§ **RECORDS FOR PROCESSING**
** Start **
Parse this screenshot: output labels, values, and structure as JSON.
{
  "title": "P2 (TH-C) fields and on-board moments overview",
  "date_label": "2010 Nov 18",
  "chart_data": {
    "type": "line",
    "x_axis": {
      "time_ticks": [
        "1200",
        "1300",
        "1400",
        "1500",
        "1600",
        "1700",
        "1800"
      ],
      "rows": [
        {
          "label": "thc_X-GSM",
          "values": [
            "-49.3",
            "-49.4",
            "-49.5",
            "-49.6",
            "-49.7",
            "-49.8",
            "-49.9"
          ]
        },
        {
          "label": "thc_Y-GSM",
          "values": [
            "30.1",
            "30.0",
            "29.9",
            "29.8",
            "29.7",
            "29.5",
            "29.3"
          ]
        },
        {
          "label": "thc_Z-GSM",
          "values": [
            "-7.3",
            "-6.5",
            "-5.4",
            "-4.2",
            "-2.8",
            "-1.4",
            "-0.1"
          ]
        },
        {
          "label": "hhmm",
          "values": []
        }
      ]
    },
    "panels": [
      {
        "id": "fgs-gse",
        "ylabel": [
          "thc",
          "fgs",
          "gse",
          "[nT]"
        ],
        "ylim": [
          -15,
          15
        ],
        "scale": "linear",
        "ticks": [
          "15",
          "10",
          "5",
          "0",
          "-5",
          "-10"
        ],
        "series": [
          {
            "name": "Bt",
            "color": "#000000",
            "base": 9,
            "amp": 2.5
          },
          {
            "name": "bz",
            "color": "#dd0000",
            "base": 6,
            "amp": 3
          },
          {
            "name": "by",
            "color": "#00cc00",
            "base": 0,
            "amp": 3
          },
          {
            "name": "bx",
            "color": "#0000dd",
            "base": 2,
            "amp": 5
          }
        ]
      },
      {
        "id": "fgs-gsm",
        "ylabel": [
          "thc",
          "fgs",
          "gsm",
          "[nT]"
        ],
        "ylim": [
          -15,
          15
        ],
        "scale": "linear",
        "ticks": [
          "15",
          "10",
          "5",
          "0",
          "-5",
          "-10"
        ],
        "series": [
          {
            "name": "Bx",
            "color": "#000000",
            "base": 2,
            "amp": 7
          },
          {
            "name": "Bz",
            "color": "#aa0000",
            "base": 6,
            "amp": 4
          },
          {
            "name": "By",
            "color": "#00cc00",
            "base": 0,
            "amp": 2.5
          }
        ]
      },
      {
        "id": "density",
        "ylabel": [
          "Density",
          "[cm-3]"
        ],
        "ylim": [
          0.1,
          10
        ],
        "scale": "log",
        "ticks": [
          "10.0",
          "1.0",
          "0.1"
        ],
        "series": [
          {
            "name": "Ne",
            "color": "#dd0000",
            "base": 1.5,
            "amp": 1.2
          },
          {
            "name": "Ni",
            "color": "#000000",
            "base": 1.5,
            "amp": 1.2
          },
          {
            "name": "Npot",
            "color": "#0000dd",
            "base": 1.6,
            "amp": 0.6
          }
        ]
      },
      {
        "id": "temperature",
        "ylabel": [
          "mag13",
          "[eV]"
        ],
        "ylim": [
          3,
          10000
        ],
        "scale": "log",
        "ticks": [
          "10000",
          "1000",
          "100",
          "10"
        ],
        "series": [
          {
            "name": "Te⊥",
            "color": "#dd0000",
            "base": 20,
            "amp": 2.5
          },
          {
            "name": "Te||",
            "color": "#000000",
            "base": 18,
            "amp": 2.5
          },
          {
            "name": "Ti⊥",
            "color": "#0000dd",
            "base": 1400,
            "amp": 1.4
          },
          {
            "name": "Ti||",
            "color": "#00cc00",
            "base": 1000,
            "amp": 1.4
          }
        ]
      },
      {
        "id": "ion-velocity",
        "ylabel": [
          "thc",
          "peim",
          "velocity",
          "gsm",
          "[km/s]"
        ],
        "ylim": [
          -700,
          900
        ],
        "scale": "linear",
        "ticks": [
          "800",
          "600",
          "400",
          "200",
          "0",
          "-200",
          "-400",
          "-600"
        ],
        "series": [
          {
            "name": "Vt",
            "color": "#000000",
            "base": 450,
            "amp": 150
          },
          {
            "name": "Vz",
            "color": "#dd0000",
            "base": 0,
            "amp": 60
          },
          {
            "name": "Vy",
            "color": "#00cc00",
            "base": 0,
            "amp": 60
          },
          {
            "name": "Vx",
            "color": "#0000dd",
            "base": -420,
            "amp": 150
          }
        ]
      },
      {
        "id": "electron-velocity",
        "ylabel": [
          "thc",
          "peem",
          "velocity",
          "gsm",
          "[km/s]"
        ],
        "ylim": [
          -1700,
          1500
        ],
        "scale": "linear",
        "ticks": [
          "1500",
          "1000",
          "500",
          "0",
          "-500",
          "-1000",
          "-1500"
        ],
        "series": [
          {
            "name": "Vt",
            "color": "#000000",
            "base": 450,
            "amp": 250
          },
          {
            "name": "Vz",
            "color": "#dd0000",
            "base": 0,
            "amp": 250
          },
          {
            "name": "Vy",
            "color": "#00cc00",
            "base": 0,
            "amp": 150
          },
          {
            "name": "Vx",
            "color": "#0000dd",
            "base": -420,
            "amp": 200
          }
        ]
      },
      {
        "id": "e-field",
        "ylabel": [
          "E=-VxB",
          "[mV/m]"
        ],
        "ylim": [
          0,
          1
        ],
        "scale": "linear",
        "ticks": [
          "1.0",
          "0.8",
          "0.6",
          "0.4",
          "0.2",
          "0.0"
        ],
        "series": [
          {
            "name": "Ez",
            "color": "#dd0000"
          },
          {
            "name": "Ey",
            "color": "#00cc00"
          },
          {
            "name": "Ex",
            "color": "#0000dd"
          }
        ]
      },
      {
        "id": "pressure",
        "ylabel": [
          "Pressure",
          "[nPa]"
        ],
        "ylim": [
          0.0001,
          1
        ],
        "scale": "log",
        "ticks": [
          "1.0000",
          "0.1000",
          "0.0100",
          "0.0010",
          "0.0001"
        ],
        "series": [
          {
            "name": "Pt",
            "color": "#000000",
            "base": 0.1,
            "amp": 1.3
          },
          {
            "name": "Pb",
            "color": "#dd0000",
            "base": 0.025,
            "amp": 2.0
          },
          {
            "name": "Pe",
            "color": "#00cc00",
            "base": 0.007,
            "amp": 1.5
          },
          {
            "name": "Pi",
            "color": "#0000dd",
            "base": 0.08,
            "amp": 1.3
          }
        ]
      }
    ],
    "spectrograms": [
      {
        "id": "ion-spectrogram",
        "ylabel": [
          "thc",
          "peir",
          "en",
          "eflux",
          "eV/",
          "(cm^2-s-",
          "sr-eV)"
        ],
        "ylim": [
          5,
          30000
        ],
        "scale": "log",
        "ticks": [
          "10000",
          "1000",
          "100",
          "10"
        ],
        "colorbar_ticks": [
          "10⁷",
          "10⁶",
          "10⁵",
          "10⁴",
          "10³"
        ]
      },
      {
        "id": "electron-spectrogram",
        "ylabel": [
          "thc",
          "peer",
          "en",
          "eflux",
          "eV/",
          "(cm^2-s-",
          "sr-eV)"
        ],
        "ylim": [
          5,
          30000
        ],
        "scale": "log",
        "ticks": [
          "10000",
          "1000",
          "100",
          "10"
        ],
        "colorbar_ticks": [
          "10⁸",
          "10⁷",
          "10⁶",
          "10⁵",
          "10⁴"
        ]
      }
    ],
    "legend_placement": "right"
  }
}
** End **
§ **SET PROBLEM**
Return the material in full, exactly as shown.

§ **EXERCISE SOLUTION**
Parse this screenshot: output labels, values, and structure as JSON.
{
  "title": "P2 (TH-C) fields and on-board moments overview",
  "date_label": "2010 Nov 18",
  "chart_data": {
    "type": "line",
    "x_axis": {
      "time_ticks": [
        "1200",
        "1300",
        "1400",
        "1500",
        "1600",
        "1700",
        "1800"
      ],
      "rows": [
        {
          "label": "thc_X-GSM",
          "values": [
            "-49.3",
            "-49.4",
            "-49.5",
            "-49.6",
            "-49.7",
            "-49.8",
            "-49.9"
          ]
        },
        {
          "label": "thc_Y-GSM",
          "values": [
            "30.1",
            "30.0",
            "29.9",
            "29.8",
            "29.7",
            "29.5",
            "29.3"
          ]
        },
        {
          "label": "thc_Z-GSM",
          "values": [
            "-7.3",
            "-6.5",
            "-5.4",
            "-4.2",
            "-2.8",
            "-1.4",
            "-0.1"
          ]
        },
        {
          "label": "hhmm",
          "values": []
        }
      ]
    },
    "panels": [
      {
        "id": "fgs-gse",
        "ylabel": [
          "thc",
          "fgs",
          "gse",
          "[nT]"
        ],
        "ylim": [
          -15,
          15
        ],
        "scale": "linear",
        "ticks": [
          "15",
          "10",
          "5",
          "0",
          "-5",
          "-10"
        ],
        "series": [
          {
            "name": "Bt",
            "color": "#000000",
            "base": 9,
            "amp": 2.5
          },
          {
            "name": "bz",
            "color": "#dd0000",
            "base": 6,
            "amp": 3
          },
          {
            "name": "by",
            "color": "#00cc00",
            "base": 0,
            "amp": 3
          },
          {
            "name": "bx",
            "color": "#0000dd",
            "base": 2,
            "amp": 5
          }
        ]
      },
      {
        "id": "fgs-gsm",
        "ylabel": [
          "thc",
          "fgs",
          "gsm",
          "[nT]"
        ],
        "ylim": [
          -15,
          15
        ],
        "scale": "linear",
        "ticks": [
          "15",
          "10",
          "5",
          "0",
          "-5",
          "-10"
        ],
        "series": [
          {
            "name": "Bx",
            "color": "#000000",
            "base": 2,
            "amp": 7
          },
          {
            "name": "Bz",
            "color": "#aa0000",
            "base": 6,
            "amp": 4
          },
          {
            "name": "By",
            "color": "#00cc00",
            "base": 0,
            "amp": 2.5
          }
        ]
      },
      {
        "id": "density",
        "ylabel": [
          "Density",
          "[cm-3]"
        ],
        "ylim": [
          0.1,
          10
        ],
        "scale": "log",
        "ticks": [
          "10.0",
          "1.0",
          "0.1"
        ],
        "series": [
          {
            "name": "Ne",
            "color": "#dd0000",
            "base": 1.5,
            "amp": 1.2
          },
          {
            "name": "Ni",
            "color": "#000000",
            "base": 1.5,
            "amp": 1.2
          },
          {
            "name": "Npot",
            "color": "#0000dd",
            "base": 1.6,
            "amp": 0.6
          }
        ]
      },
      {
        "id": "temperature",
        "ylabel": [
          "mag13",
          "[eV]"
        ],
        "ylim": [
          3,
          10000
        ],
        "scale": "log",
        "ticks": [
          "10000",
          "1000",
          "100",
          "10"
        ],
        "series": [
          {
            "name": "Te⊥",
            "color": "#dd0000",
            "base": 20,
            "amp": 2.5
          },
          {
            "name": "Te||",
            "color": "#000000",
            "base": 18,
            "amp": 2.5
          },
          {
            "name": "Ti⊥",
            "color": "#0000dd",
            "base": 1400,
            "amp": 1.4
          },
          {
            "name": "Ti||",
            "color": "#00cc00",
            "base": 1000,
            "amp": 1.4
          }
        ]
      },
      {
        "id": "ion-velocity",
        "ylabel": [
          "thc",
          "peim",
          "velocity",
          "gsm",
          "[km/s]"
        ],
        "ylim": [
          -700,
          900
        ],
        "scale": "linear",
        "ticks": [
          "800",
          "600",
          "400",
          "200",
          "0",
          "-200",
          "-400",
          "-600"
        ],
        "series": [
          {
            "name": "Vt",
            "color": "#000000",
            "base": 450,
            "amp": 150
          },
          {
            "name": "Vz",
            "color": "#dd0000",
            "base": 0,
            "amp": 60
          },
          {
            "name": "Vy",
            "color": "#00cc00",
            "base": 0,
            "amp": 60
          },
          {
            "name": "Vx",
            "color": "#0000dd",
            "base": -420,
            "amp": 150
          }
        ]
      },
      {
        "id": "electron-velocity",
        "ylabel": [
          "thc",
          "peem",
          "velocity",
          "gsm",
          "[km/s]"
        ],
        "ylim": [
          -1700,
          1500
        ],
        "scale": "linear",
        "ticks": [
          "1500",
          "1000",
          "500",
          "0",
          "-500",
          "-1000",
          "-1500"
        ],
        "series": [
          {
            "name": "Vt",
            "color": "#000000",
            "base": 450,
            "amp": 250
          },
          {
            "name": "Vz",
            "color": "#dd0000",
            "base": 0,
            "amp": 250
          },
          {
            "name": "Vy",
            "color": "#00cc00",
            "base": 0,
            "amp": 150
          },
          {
            "name": "Vx",
            "color": "#0000dd",
            "base": -420,
            "amp": 200
          }
        ]
      },
      {
        "id": "e-field",
        "ylabel": [
          "E=-VxB",
          "[mV/m]"
        ],
        "ylim": [
          0,
          1
        ],
        "scale": "linear",
        "ticks": [
          "1.0",
          "0.8",
          "0.6",
          "0.4",
          "0.2",
          "0.0"
        ],
        "series": [
          {
            "name": "Ez",
            "color": "#dd0000"
          },
          {
            "name": "Ey",
            "color": "#00cc00"
          },
          {
            "name": "Ex",
            "color": "#0000dd"
          }
        ]
      },
      {
        "id": "pressure",
        "ylabel": [
          "Pressure",
          "[nPa]"
        ],
        "ylim": [
          0.0001,
          1
        ],
        "scale": "log",
        "ticks": [
          "1.0000",
          "0.1000",
          "0.0100",
          "0.0010",
          "0.0001"
        ],
        "series": [
          {
            "name": "Pt",
            "color": "#000000",
            "base": 0.1,
            "amp": 1.3
          },
          {
            "name": "Pb",
            "color": "#dd0000",
            "base": 0.025,
            "amp": 2.0
          },
          {
            "name": "Pe",
            "color": "#00cc00",
            "base": 0.007,
            "amp": 1.5
          },
          {
            "name": "Pi",
            "color": "#0000dd",
            "base": 0.08,
            "amp": 1.3
          }
        ]
      }
    ],
    "spectrograms": [
      {
        "id": "ion-spectrogram",
        "ylabel": [
          "thc",
          "peir",
          "en",
          "eflux",
          "eV/",
          "(cm^2-s-",
          "sr-eV)"
        ],
        "ylim": [
          5,
          30000
        ],
        "scale": "log",
        "ticks": [
          "10000",
          "1000",
          "100",
          "10"
        ],
        "colorbar_ticks": [
          "10⁷",
          "10⁶",
          "10⁵",
          "10⁴",
          "10³"
        ]
      },
      {
        "id": "electron-spectrogram",
        "ylabel": [
          "thc",
          "peer",
          "en",
          "eflux",
          "eV/",
          "(cm^2-s-",
          "sr-eV)"
        ],
        "ylim": [
          5,
          30000
        ],
        "scale": "log",
        "ticks": [
          "10000",
          "1000",
          "100",
          "10"
        ],
        "colorbar_ticks": [
          "10⁸",
          "10⁷",
          "10⁶",
          "10⁵",
          "10⁴"
        ]
      }
    ],
    "legend_placement": "right"
  }
}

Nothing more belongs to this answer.